● Provided records:
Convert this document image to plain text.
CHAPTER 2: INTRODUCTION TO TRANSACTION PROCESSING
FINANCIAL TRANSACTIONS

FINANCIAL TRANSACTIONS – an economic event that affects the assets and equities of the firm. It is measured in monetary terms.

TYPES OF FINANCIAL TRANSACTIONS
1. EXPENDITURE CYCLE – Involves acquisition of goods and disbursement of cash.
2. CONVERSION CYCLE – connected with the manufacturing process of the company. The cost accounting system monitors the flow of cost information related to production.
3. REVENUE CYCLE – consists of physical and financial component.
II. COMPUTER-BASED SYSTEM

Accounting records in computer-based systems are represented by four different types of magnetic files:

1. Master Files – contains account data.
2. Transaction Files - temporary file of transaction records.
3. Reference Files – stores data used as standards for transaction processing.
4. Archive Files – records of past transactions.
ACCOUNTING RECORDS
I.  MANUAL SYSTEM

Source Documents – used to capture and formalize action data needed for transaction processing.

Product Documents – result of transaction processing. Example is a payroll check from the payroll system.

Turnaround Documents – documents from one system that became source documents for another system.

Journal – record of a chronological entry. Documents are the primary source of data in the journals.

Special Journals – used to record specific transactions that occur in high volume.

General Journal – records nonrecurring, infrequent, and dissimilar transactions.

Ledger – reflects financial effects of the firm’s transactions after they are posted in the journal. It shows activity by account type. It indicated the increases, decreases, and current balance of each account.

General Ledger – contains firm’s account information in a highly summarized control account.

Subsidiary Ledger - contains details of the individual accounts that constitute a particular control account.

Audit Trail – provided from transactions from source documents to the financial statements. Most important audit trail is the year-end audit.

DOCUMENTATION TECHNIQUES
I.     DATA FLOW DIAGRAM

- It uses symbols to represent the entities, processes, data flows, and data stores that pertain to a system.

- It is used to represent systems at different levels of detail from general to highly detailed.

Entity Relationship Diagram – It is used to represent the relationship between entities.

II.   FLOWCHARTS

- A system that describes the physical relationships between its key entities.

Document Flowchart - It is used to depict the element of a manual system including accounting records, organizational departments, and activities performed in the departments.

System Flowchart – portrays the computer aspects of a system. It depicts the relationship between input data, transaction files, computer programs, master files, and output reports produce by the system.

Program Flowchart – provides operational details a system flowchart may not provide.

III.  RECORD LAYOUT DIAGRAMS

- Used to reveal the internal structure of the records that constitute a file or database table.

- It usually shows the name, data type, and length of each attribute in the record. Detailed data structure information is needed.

● What you should do:
Reproduce all the data word for word.

● Response below:
Convert this document image to plain text.
CHAPTER 2: INTRODUCTION TO TRANSACTION PROCESSING
FINANCIAL TRANSACTIONS

FINANCIAL TRANSACTIONS – an economic event that affects the assets and equities of the firm. It is measured in monetary terms.

TYPES OF FINANCIAL TRANSACTIONS
1. EXPENDITURE CYCLE – Involves acquisition of goods and disbursement of cash.
2. CONVERSION CYCLE – connected with the manufacturing process of the company. The cost accounting system monitors the flow of cost information related to production.
3. REVENUE CYCLE – consists of physical and financial component.
II. COMPUTER-BASED SYSTEM

Accounting records in computer-based systems are represented by four different types of magnetic files:

1. Master Files – contains account data.
2. Transaction Files - temporary file of transaction records.
3. Reference Files – stores data used as standards for transaction processing.
4. Archive Files – records of past transactions.
ACCOUNTING RECORDS
I.  MANUAL SYSTEM

Source Documents – used to capture and formalize action data needed for transaction processing.

Product Documents – result of transaction processing. Example is a payroll check from the payroll system.

Turnaround Documents – documents from one system that became source documents for another system.

Journal – record of a chronological entry. Documents are the primary source of data in the journals.

Special Journals – used to record specific transactions that occur in high volume.

General Journal – records nonrecurring, infrequent, and dissimilar transactions.

Ledger – reflects financial effects of the firm’s transactions after they are posted in the journal. It shows activity by account type. It indicated the increases, decreases, and current balance of each account.

General Ledger – contains firm’s account information in a highly summarized control account.

Subsidiary Ledger - contains details of the individual accounts that constitute a particular control account.

Audit Trail – provided from transactions from source documents to the financial statements. Most important audit trail is the year-end audit.

DOCUMENTATION TECHNIQUES
I.     DATA FLOW DIAGRAM

- It uses symbols to represent the entities, processes, data flows, and data stores that pertain to a system.

- It is used to represent systems at different levels of detail from general to highly detailed.

Entity Relationship Diagram – It is used to represent the relationship between entities.

II.   FLOWCHARTS

- A system that describes the physical relationships between its key entities.

Document Flowchart - It is used to depict the element of a manual system including accounting records, organizational departments, and activities performed in the departments.

System Flowchart – portrays the computer aspects of a system. It depicts the relationship between input data, transaction files, computer programs, master files, and output reports produce by the system.

Program Flowchart – provides operational details a system flowchart may not provide.

III.  RECORD LAYOUT DIAGRAMS

- Used to reveal the internal structure of the records that constitute a file or database table.

- It usually shows the name, data type, and length of each attribute in the record. Detailed data structure information is needed.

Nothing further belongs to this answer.